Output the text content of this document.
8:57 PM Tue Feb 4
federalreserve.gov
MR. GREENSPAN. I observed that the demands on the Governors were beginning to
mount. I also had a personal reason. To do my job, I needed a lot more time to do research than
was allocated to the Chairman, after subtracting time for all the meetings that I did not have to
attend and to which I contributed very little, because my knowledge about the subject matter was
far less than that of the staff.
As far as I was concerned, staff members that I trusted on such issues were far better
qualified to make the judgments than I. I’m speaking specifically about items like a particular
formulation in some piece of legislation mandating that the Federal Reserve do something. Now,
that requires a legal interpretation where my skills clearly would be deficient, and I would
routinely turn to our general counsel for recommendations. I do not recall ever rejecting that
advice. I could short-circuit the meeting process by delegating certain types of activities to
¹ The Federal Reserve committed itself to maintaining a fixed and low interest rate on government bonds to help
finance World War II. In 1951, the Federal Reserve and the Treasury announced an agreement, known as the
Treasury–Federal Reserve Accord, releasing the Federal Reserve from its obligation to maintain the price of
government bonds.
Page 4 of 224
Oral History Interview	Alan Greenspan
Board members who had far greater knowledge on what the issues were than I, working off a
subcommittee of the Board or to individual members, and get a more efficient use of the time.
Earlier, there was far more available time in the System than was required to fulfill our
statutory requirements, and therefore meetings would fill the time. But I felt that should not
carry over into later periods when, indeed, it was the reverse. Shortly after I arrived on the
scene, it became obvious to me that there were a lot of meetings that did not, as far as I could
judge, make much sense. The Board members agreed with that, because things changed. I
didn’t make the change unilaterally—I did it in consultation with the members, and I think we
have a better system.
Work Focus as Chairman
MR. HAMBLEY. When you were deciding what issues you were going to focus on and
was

**Task to carry out**. Go through the preceding material and copy each line that has the word "Treasury".

**Response to this exercise**.
finance World War II. In 1951, the Federal Reserve and the Treasury announced an agreement, known as the
Treasury–Federal Reserve Accord, releasing the Federal Reserve from its obligation to maintain the price of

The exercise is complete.